Copy out the entries that follow, switching every "x-tick-label" to "x-axis-tick" and leaving everything else unchanged.
— Start of Excerpted data —
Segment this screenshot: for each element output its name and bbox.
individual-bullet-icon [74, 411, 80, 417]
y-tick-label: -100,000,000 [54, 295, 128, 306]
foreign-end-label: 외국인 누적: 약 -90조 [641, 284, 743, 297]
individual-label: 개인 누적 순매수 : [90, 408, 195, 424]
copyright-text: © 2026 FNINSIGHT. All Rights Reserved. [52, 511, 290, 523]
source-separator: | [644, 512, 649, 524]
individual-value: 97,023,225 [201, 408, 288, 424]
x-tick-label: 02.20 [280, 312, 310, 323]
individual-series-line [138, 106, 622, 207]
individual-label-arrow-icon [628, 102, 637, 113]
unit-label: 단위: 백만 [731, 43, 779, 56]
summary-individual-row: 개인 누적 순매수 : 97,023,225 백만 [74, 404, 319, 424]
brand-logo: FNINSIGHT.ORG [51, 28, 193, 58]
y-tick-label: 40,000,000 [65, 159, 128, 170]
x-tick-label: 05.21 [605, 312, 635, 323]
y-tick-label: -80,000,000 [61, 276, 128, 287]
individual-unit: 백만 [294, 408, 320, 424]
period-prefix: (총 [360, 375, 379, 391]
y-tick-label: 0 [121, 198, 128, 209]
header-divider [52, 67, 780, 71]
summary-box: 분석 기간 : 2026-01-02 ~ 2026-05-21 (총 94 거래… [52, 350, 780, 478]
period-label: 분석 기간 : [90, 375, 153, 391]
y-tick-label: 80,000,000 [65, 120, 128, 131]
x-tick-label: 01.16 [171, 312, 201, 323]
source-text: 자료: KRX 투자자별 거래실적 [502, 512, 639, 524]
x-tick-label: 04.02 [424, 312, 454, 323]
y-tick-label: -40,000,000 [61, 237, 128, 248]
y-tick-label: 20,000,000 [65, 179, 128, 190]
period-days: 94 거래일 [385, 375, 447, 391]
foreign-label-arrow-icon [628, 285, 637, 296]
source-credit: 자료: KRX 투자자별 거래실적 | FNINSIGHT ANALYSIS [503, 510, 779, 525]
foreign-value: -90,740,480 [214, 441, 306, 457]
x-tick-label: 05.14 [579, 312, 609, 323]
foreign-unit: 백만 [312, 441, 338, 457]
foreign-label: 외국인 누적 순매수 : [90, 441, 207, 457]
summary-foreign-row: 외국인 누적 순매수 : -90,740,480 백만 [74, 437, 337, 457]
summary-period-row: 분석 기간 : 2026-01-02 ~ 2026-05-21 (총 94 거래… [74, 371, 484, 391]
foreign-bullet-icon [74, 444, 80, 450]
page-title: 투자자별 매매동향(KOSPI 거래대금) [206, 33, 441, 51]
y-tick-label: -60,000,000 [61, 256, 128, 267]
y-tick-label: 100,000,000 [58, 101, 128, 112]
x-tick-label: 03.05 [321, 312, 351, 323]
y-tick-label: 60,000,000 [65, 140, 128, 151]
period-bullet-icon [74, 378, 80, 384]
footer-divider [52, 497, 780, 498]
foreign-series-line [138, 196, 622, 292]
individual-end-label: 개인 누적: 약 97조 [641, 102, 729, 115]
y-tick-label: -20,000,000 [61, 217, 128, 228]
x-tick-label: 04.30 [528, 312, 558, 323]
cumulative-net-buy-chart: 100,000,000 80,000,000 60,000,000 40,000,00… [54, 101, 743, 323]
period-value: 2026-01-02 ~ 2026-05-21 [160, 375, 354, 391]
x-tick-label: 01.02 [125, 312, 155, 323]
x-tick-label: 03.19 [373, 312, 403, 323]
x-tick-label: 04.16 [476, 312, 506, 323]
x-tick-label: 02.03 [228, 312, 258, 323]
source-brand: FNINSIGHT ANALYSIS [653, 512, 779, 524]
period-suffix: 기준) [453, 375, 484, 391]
— End of Excerpted data —
**Result for this exercise**
Segment this screenshot: for each element output its name and bbox.
individual-bullet-icon [74, 411, 80, 417]
y-tick-label: -100,000,000 [54, 295, 128, 306]
foreign-end-label: 외국인 누적: 약 -90조 [641, 284, 743, 297]
individual-label: 개인 누적 순매수 : [90, 408, 195, 424]
copyright-text: © 2026 FNINSIGHT. All Rights Reserved. [52, 511, 290, 523]
source-separator: | [644, 512, 649, 524]
individual-value: 97,023,225 [201, 408, 288, 424]
x-axis-tick: 02.20 [280, 312, 310, 323]
individual-series-line [138, 106, 622, 207]
individual-label-arrow-icon [628, 102, 637, 113]
unit-label: 단위: 백만 [731, 43, 779, 56]
summary-individual-row: 개인 누적 순매수 : 97,023,225 백만 [74, 404, 319, 424]
brand-logo: FNINSIGHT.ORG [51, 28, 193, 58]
y-tick-label: 40,000,000 [65, 159, 128, 170]
x-axis-tick: 05.21 [605, 312, 635, 323]
y-tick-label: -80,000,000 [61, 276, 128, 287]
individual-unit: 백만 [294, 408, 320, 424]
period-prefix: (총 [360, 375, 379, 391]
y-tick-label: 0 [121, 198, 128, 209]
header-divider [52, 67, 780, 71]
summary-box: 분석 기간 : 2026-01-02 ~ 2026-05-21 (총 94 거래… [52, 350, 780, 478]
period-label: 분석 기간 : [90, 375, 153, 391]
y-tick-label: 80,000,000 [65, 120, 128, 131]
x-axis-tick: 01.16 [171, 312, 201, 323]
source-text: 자료: KRX 투자자별 거래실적 [502, 512, 639, 524]
x-axis-tick: 04.02 [424, 312, 454, 323]
y-tick-label: -40,000,000 [61, 237, 128, 248]
y-tick-label: 20,000,000 [65, 179, 128, 190]
period-days: 94 거래일 [385, 375, 447, 391]
foreign-label-arrow-icon [628, 285, 637, 296]
source-credit: 자료: KRX 투자자별 거래실적 | FNINSIGHT ANALYSIS [503, 510, 779, 525]
foreign-value: -90,740,480 [214, 441, 306, 457]
x-axis-tick: 05.14 [579, 312, 609, 323]
foreign-unit: 백만 [312, 441, 338, 457]
foreign-label: 외국인 누적 순매수 : [90, 441, 207, 457]
summary-foreign-row: 외국인 누적 순매수 : -90,740,480 백만 [74, 437, 337, 457]
summary-period-row: 분석 기간 : 2026-01-02 ~ 2026-05-21 (총 94 거래… [74, 371, 484, 391]
foreign-bullet-icon [74, 444, 80, 450]
page-title: 투자자별 매매동향(KOSPI 거래대금) [206, 33, 441, 51]
y-tick-label: -60,000,000 [61, 256, 128, 267]
y-tick-label: 100,000,000 [58, 101, 128, 112]
x-axis-tick: 03.05 [321, 312, 351, 323]
y-tick-label: 60,000,000 [65, 140, 128, 151]
period-bullet-icon [74, 378, 80, 384]
footer-divider [52, 497, 780, 498]
foreign-series-line [138, 196, 622, 292]
individual-end-label: 개인 누적: 약 97조 [641, 102, 729, 115]
y-tick-label: -20,000,000 [61, 217, 128, 228]
x-axis-tick: 04.30 [528, 312, 558, 323]
cumulative-net-buy-chart: 100,000,000 80,000,000 60,000,000 40,000,00… [54, 101, 743, 323]
period-value: 2026-01-02 ~ 2026-05-21 [160, 375, 354, 391]
x-axis-tick: 01.02 [125, 312, 155, 323]
x-axis-tick: 03.19 [373, 312, 403, 323]
x-axis-tick: 04.16 [476, 312, 506, 323]
x-axis-tick: 02.03 [228, 312, 258, 323]
source-brand: FNINSIGHT ANALYSIS [653, 512, 779, 524]
period-suffix: 기준) [453, 375, 484, 391]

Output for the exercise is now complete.